### PROVIDED RECORDS
--- begin ---
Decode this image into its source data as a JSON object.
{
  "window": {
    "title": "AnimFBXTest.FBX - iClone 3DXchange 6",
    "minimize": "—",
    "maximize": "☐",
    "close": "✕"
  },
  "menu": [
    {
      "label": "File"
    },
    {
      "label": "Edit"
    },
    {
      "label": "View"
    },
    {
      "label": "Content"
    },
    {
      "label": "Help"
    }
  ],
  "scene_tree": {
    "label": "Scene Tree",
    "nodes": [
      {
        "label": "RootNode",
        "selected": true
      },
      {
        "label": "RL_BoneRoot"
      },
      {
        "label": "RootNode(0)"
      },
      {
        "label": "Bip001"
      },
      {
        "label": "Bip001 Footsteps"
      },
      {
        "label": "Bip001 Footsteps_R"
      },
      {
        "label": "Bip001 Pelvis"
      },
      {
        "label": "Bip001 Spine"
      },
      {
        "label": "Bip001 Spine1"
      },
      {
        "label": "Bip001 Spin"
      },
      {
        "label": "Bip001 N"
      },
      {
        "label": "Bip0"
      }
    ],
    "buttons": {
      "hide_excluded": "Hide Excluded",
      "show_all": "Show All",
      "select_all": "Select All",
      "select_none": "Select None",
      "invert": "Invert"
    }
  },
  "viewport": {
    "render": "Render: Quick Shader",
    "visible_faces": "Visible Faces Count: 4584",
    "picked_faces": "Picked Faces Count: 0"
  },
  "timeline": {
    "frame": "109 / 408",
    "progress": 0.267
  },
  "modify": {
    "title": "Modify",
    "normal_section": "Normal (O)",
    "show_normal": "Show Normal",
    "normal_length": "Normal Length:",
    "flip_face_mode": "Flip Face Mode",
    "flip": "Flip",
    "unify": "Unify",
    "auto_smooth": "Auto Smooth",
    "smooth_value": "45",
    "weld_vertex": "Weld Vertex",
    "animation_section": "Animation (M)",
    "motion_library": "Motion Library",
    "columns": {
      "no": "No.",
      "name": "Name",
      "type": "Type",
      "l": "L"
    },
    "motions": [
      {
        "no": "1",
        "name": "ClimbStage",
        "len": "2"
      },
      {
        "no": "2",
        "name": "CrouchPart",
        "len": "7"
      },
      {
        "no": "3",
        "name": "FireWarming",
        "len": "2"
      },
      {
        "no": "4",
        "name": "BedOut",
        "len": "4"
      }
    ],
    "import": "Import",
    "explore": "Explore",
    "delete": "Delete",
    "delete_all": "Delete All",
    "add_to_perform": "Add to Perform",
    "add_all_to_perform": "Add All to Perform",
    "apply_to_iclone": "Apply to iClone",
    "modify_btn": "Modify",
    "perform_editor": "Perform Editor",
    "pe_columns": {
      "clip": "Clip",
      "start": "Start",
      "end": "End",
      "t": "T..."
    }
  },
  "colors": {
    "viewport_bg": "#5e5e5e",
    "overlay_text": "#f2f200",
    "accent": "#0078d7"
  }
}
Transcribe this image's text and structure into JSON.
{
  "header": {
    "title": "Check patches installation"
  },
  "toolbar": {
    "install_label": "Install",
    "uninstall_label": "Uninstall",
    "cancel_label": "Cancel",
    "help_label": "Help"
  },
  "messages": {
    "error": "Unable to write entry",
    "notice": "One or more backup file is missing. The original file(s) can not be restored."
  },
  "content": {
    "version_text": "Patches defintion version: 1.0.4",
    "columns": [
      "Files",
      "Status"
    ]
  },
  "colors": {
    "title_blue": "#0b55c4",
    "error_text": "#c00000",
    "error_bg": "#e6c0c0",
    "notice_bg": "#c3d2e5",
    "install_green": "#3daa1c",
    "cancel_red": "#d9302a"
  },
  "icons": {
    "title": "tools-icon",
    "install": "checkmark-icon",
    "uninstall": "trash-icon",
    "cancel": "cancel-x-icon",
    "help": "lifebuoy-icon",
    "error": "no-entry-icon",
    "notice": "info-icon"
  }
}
--- end ---
### PROBLEM REQUIREMENTS
Retype all the records, matching them exactly.

### EXERCISE SOLUTION
Decode this image into its source data as a JSON object.
{
  "window": {
    "title": "AnimFBXTest.FBX - iClone 3DXchange 6",
    "minimize": "—",
    "maximize": "☐",
    "close": "✕"
  },
  "menu": [
    {
      "label": "File"
    },
    {
      "label": "Edit"
    },
    {
      "label": "View"
    },
    {
      "label": "Content"
    },
    {
      "label": "Help"
    }
  ],
  "scene_tree": {
    "label": "Scene Tree",
    "nodes": [
      {
        "label": "RootNode",
        "selected": true
      },
      {
        "label": "RL_BoneRoot"
      },
      {
        "label": "RootNode(0)"
      },
      {
        "label": "Bip001"
      },
      {
        "label": "Bip001 Footsteps"
      },
      {
        "label": "Bip001 Footsteps_R"
      },
      {
        "label": "Bip001 Pelvis"
      },
      {
        "label": "Bip001 Spine"
      },
      {
        "label": "Bip001 Spine1"
      },
      {
        "label": "Bip001 Spin"
      },
      {
        "label": "Bip001 N"
      },
      {
        "label": "Bip0"
      }
    ],
    "buttons": {
      "hide_excluded": "Hide Excluded",
      "show_all": "Show All",
      "select_all": "Select All",
      "select_none": "Select None",
      "invert": "Invert"
    }
  },
  "viewport": {
    "render": "Render: Quick Shader",
    "visible_faces": "Visible Faces Count: 4584",
    "picked_faces": "Picked Faces Count: 0"
  },
  "timeline": {
    "frame": "109 / 408",
    "progress": 0.267
  },
  "modify": {
    "title": "Modify",
    "normal_section": "Normal (O)",
    "show_normal": "Show Normal",
    "normal_length": "Normal Length:",
    "flip_face_mode": "Flip Face Mode",
    "flip": "Flip",
    "unify": "Unify",
    "auto_smooth": "Auto Smooth",
    "smooth_value": "45",
    "weld_vertex": "Weld Vertex",
    "animation_section": "Animation (M)",
    "motion_library": "Motion Library",
    "columns": {
      "no": "No.",
      "name": "Name",
      "type": "Type",
      "l": "L"
    },
    "motions": [
      {
        "no": "1",
        "name": "ClimbStage",
        "len": "2"
      },
      {
        "no": "2",
        "name": "CrouchPart",
        "len": "7"
      },
      {
        "no": "3",
        "name": "FireWarming",
        "len": "2"
      },
      {
        "no": "4",
        "name": "BedOut",
        "len": "4"
      }
    ],
    "import": "Import",
    "explore": "Explore",
    "delete": "Delete",
    "delete_all": "Delete All",
    "add_to_perform": "Add to Perform",
    "add_all_to_perform": "Add All to Perform",
    "apply_to_iclone": "Apply to iClone",
    "modify_btn": "Modify",
    "perform_editor": "Perform Editor",
    "pe_columns": {
      "clip": "Clip",
      "start": "Start",
      "end": "End",
      "t": "T..."
    }
  },
  "colors": {
    "viewport_bg": "#5e5e5e",
    "overlay_text": "#f2f200",
    "accent": "#0078d7"
  }
}
Transcribe this image's text and structure into JSON.
{
  "header": {
    "title": "Check patches installation"
  },
  "toolbar": {
    "install_label": "Install",
    "uninstall_label": "Uninstall",
    "cancel_label": "Cancel",
    "help_label": "Help"
  },
  "messages": {
    "error": "Unable to write entry",
    "notice": "One or more backup file is missing. The original file(s) can not be restored."
  },
  "content": {
    "version_text": "Patches defintion version: 1.0.4",
    "columns": [
      "Files",
      "Status"
    ]
  },
  "colors": {
    "title_blue": "#0b55c4",
    "error_text": "#c00000",
    "error_bg": "#e6c0c0",
    "notice_bg": "#c3d2e5",
    "install_green": "#3daa1c",
    "cancel_red": "#d9302a"
  },
  "icons": {
    "title": "tools-icon",
    "install": "checkmark-icon",
    "uninstall": "trash-icon",
    "cancel": "cancel-x-icon",
    "help": "lifebuoy-icon",
    "error": "no-entry-icon",
    "notice": "info-icon"
  }
}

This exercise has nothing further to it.